▶ Data provided
※ ※ ※
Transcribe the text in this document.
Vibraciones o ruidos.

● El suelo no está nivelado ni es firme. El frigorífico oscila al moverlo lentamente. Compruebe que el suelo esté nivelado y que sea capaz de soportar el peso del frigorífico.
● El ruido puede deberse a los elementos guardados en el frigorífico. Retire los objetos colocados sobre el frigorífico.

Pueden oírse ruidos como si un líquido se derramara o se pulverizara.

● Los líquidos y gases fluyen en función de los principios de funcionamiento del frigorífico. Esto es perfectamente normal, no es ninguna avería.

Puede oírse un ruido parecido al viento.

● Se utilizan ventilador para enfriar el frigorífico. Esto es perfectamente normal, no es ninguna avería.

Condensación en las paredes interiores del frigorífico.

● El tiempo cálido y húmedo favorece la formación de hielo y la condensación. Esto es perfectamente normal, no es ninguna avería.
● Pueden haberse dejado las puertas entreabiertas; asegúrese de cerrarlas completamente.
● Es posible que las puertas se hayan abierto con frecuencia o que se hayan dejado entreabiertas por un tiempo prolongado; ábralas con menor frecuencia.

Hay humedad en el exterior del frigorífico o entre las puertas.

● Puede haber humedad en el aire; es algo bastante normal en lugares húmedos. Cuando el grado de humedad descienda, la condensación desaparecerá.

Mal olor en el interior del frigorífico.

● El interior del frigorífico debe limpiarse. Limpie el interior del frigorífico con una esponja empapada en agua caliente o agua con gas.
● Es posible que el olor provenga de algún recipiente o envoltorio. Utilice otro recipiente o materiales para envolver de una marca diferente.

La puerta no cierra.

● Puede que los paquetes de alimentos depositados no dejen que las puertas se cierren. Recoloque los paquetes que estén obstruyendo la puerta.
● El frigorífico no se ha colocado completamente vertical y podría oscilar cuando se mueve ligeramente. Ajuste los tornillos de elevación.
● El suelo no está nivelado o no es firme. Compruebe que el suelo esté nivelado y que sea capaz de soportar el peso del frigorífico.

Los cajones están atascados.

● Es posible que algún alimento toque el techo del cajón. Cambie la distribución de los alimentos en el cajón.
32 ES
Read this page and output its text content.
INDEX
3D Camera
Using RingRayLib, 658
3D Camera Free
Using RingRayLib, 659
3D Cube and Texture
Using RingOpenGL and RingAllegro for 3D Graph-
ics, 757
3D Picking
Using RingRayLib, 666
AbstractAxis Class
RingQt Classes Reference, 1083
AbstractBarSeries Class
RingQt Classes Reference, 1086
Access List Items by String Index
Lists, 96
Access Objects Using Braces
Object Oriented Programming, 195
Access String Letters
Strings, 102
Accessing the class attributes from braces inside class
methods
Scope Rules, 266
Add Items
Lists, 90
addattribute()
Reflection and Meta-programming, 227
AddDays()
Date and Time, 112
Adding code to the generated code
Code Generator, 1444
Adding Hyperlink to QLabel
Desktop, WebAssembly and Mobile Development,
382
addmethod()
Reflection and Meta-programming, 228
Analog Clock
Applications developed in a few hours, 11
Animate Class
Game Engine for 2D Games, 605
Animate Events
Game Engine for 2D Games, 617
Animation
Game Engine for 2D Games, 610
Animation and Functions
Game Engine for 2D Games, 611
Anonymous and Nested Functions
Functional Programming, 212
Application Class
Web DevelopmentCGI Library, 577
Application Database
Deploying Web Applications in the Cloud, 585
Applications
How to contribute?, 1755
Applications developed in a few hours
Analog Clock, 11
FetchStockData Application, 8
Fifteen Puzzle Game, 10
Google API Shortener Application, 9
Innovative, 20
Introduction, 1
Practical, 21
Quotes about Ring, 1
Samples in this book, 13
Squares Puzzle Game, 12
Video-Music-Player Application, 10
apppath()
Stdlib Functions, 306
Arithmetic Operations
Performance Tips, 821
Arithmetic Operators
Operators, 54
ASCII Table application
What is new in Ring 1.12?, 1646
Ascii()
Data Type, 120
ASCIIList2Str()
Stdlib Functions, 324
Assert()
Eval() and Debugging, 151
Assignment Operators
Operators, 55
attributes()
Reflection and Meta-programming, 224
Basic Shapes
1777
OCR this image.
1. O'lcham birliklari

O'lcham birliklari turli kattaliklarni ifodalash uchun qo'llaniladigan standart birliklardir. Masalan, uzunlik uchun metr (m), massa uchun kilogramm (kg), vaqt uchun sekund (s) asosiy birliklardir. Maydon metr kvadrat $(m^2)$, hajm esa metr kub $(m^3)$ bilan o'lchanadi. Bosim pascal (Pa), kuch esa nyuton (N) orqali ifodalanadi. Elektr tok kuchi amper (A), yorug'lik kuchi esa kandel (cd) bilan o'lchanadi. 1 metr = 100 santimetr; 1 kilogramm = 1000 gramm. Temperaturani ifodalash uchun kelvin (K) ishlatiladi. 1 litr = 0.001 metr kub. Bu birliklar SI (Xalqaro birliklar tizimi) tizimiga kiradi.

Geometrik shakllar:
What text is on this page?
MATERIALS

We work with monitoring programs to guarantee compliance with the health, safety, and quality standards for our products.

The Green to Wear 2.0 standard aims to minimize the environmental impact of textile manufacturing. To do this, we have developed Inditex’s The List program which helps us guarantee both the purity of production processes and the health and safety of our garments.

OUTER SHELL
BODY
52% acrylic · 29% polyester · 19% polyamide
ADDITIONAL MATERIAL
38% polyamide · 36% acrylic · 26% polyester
※ ※ ※
▶ Exercise aim
Through the last line of the entries above, beginning at the line containing "What text is on this page?", transcribe each line exactly, both ends included and nothing more.

▶ Response for this exercise
What text is on this page?
MATERIALS

We work with monitoring programs to guarantee compliance with the health, safety, and quality standards for our products.

The Green to Wear 2.0 standard aims to minimize the environmental impact of textile manufacturing. To do this, we have developed Inditex’s The List program which helps us guarantee both the purity of production processes and the health and safety of our garments.

OUTER SHELL
BODY
52% acrylic · 29% polyester · 19% polyamide
ADDITIONAL MATERIAL
38% polyamide · 36% acrylic · 26% polyester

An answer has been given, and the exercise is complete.